__GOAL__:
The listing below should be copied in full, word for word.

__PROVIDED ENTRIES__:
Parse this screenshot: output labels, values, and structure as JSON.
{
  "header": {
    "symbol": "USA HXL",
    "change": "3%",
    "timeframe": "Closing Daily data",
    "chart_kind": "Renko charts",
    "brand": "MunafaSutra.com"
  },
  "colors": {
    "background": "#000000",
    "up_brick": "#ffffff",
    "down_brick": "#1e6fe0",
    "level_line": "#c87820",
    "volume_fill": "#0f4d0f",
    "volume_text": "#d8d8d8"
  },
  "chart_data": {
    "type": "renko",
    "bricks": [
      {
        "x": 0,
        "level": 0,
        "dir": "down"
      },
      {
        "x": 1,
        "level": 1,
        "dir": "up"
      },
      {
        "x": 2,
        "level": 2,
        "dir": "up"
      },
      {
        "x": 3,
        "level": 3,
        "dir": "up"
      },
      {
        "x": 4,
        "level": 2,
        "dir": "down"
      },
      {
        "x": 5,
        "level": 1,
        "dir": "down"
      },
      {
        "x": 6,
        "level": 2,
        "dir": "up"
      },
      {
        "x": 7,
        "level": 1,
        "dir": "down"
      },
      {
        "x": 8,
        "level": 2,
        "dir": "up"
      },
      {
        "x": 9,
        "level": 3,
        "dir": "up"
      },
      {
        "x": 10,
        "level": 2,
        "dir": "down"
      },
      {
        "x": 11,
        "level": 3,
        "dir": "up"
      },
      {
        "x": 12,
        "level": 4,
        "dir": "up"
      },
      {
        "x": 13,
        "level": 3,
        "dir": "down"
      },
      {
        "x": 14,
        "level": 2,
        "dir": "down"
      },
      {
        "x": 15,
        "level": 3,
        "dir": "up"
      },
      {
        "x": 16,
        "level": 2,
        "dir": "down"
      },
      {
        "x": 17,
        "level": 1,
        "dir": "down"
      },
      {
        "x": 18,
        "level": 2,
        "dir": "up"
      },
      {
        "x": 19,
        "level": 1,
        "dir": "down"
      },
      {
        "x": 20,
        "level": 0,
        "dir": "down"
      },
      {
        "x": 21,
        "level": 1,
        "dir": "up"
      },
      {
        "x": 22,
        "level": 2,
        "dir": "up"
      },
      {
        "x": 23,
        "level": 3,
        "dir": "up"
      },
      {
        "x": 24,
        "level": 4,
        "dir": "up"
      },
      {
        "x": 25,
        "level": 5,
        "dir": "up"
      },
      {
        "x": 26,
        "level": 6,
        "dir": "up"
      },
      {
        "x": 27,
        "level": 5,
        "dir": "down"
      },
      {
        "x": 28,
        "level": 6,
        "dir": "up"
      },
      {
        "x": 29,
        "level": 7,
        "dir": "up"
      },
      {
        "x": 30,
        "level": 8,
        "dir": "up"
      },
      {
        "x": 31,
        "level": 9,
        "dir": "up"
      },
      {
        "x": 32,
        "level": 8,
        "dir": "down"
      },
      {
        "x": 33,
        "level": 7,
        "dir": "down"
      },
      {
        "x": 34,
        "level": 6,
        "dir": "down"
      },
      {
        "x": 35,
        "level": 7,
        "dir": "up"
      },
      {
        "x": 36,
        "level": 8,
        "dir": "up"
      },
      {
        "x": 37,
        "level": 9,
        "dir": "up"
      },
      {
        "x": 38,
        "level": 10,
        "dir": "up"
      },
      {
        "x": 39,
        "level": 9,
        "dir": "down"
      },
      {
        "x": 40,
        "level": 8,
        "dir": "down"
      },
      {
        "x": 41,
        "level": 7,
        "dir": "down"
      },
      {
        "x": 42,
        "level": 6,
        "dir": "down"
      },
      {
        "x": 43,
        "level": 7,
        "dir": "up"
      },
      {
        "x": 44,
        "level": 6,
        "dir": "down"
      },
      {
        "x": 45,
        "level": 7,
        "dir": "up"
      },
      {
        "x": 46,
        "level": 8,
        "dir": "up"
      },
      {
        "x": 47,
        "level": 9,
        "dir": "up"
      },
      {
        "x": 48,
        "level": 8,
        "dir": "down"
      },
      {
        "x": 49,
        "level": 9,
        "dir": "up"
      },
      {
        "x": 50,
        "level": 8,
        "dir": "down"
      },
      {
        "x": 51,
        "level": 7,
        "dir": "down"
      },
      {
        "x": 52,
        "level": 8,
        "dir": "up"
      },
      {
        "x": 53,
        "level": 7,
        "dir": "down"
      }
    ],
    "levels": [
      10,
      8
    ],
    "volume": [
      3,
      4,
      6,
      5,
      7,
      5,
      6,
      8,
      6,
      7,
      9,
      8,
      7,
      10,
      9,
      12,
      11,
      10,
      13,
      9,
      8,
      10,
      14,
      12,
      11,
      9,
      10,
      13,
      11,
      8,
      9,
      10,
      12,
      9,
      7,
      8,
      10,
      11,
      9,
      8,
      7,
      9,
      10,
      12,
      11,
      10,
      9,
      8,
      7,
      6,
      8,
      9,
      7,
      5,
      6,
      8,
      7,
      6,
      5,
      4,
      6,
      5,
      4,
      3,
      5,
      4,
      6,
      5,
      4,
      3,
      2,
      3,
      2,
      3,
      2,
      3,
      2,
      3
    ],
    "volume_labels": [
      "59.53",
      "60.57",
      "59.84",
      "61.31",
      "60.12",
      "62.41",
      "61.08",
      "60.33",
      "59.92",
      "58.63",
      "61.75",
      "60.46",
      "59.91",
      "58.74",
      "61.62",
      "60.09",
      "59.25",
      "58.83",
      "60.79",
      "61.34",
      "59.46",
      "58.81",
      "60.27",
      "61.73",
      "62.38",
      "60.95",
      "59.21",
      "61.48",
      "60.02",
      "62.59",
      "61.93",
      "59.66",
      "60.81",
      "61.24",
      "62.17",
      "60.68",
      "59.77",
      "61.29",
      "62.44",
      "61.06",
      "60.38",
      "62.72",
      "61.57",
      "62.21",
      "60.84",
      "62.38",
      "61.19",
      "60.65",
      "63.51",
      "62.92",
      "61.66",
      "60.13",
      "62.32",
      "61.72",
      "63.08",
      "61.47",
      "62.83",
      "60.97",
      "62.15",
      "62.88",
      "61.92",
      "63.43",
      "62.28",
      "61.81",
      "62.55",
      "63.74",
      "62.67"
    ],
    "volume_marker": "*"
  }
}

__SOLUTION__:
Parse this screenshot: output labels, values, and structure as JSON.
{
  "header": {
    "symbol": "USA HXL",
    "change": "3%",
    "timeframe": "Closing Daily data",
    "chart_kind": "Renko charts",
    "brand": "MunafaSutra.com"
  },
  "colors": {
    "background": "#000000",
    "up_brick": "#ffffff",
    "down_brick": "#1e6fe0",
    "level_line": "#c87820",
    "volume_fill": "#0f4d0f",
    "volume_text": "#d8d8d8"
  },
  "chart_data": {
    "type": "renko",
    "bricks": [
      {
        "x": 0,
        "level": 0,
        "dir": "down"
      },
      {
        "x": 1,
        "level": 1,
        "dir": "up"
      },
      {
        "x": 2,
        "level": 2,
        "dir": "up"
      },
      {
        "x": 3,
        "level": 3,
        "dir": "up"
      },
      {
        "x": 4,
        "level": 2,
        "dir": "down"
      },
      {
        "x": 5,
        "level": 1,
        "dir": "down"
      },
      {
        "x": 6,
        "level": 2,
        "dir": "up"
      },
      {
        "x": 7,
        "level": 1,
        "dir": "down"
      },
      {
        "x": 8,
        "level": 2,
        "dir": "up"
      },
      {
        "x": 9,
        "level": 3,
        "dir": "up"
      },
      {
        "x": 10,
        "level": 2,
        "dir": "down"
      },
      {
        "x": 11,
        "level": 3,
        "dir": "up"
      },
      {
        "x": 12,
        "level": 4,
        "dir": "up"
      },
      {
        "x": 13,
        "level": 3,
        "dir": "down"
      },
      {
        "x": 14,
        "level": 2,
        "dir": "down"
      },
      {
        "x": 15,
        "level": 3,
        "dir": "up"
      },
      {
        "x": 16,
        "level": 2,
        "dir": "down"
      },
      {
        "x": 17,
        "level": 1,
        "dir": "down"
      },
      {
        "x": 18,
        "level": 2,
        "dir": "up"
      },
      {
        "x": 19,
        "level": 1,
        "dir": "down"
      },
      {
        "x": 20,
        "level": 0,
        "dir": "down"
      },
      {
        "x": 21,
        "level": 1,
        "dir": "up"
      },
      {
        "x": 22,
        "level": 2,
        "dir": "up"
      },
      {
        "x": 23,
        "level": 3,
        "dir": "up"
      },
      {
        "x": 24,
        "level": 4,
        "dir": "up"
      },
      {
        "x": 25,
        "level": 5,
        "dir": "up"
      },
      {
        "x": 26,
        "level": 6,
        "dir": "up"
      },
      {
        "x": 27,
        "level": 5,
        "dir": "down"
      },
      {
        "x": 28,
        "level": 6,
        "dir": "up"
      },
      {
        "x": 29,
        "level": 7,
        "dir": "up"
      },
      {
        "x": 30,
        "level": 8,
        "dir": "up"
      },
      {
        "x": 31,
        "level": 9,
        "dir": "up"
      },
      {
        "x": 32,
        "level": 8,
        "dir": "down"
      },
      {
        "x": 33,
        "level": 7,
        "dir": "down"
      },
      {
        "x": 34,
        "level": 6,
        "dir": "down"
      },
      {
        "x": 35,
        "level": 7,
        "dir": "up"
      },
      {
        "x": 36,
        "level": 8,
        "dir": "up"
      },
      {
        "x": 37,
        "level": 9,
        "dir": "up"
      },
      {
        "x": 38,
        "level": 10,
        "dir": "up"
      },
      {
        "x": 39,
        "level": 9,
        "dir": "down"
      },
      {
        "x": 40,
        "level": 8,
        "dir": "down"
      },
      {
        "x": 41,
        "level": 7,
        "dir": "down"
      },
      {
        "x": 42,
        "level": 6,
        "dir": "down"
      },
      {
        "x": 43,
        "level": 7,
        "dir": "up"
      },
      {
        "x": 44,
        "level": 6,
        "dir": "down"
      },
      {
        "x": 45,
        "level": 7,
        "dir": "up"
      },
      {
        "x": 46,
        "level": 8,
        "dir": "up"
      },
      {
        "x": 47,
        "level": 9,
        "dir": "up"
      },
      {
        "x": 48,
        "level": 8,
        "dir": "down"
      },
      {
        "x": 49,
        "level": 9,
        "dir": "up"
      },
      {
        "x": 50,
        "level": 8,
        "dir": "down"
      },
      {
        "x": 51,
        "level": 7,
        "dir": "down"
      },
      {
        "x": 52,
        "level": 8,
        "dir": "up"
      },
      {
        "x": 53,
        "level": 7,
        "dir": "down"
      }
    ],
    "levels": [
      10,
      8
    ],
    "volume": [
      3,
      4,
      6,
      5,
      7,
      5,
      6,
      8,
      6,
      7,
      9,
      8,
      7,
      10,
      9,
      12,
      11,
      10,
      13,
      9,
      8,
      10,
      14,
      12,
      11,
      9,
      10,
      13,
      11,
      8,
      9,
      10,
      12,
      9,
      7,
      8,
      10,
      11,
      9,
      8,
      7,
      9,
      10,
      12,
      11,
      10,
      9,
      8,
      7,
      6,
      8,
      9,
      7,
      5,
      6,
      8,
      7,
      6,
      5,
      4,
      6,
      5,
      4,
      3,
      5,
      4,
      6,
      5,
      4,
      3,
      2,
      3,
      2,
      3,
      2,
      3,
      2,
      3
    ],
    "volume_labels": [
      "59.53",
      "60.57",
      "59.84",
      "61.31",
      "60.12",
      "62.41",
      "61.08",
      "60.33",
      "59.92",
      "58.63",
      "61.75",
      "60.46",
      "59.91",
      "58.74",
      "61.62",
      "60.09",
      "59.25",
      "58.83",
      "60.79",
      "61.34",
      "59.46",
      "58.81",
      "60.27",
      "61.73",
      "62.38",
      "60.95",
      "59.21",
      "61.48",
      "60.02",
      "62.59",
      "61.93",
      "59.66",
      "60.81",
      "61.24",
      "62.17",
      "60.68",
      "59.77",
      "61.29",
      "62.44",
      "61.06",
      "60.38",
      "62.72",
      "61.57",
      "62.21",
      "60.84",
      "62.38",
      "61.19",
      "60.65",
      "63.51",
      "62.92",
      "61.66",
      "60.13",
      "62.32",
      "61.72",
      "63.08",
      "61.47",
      "62.83",
      "60.97",
      "62.15",
      "62.88",
      "61.92",
      "63.43",
      "62.28",
      "61.81",
      "62.55",
      "63.74",
      "62.67"
    ],
    "volume_marker": "*"
  }
}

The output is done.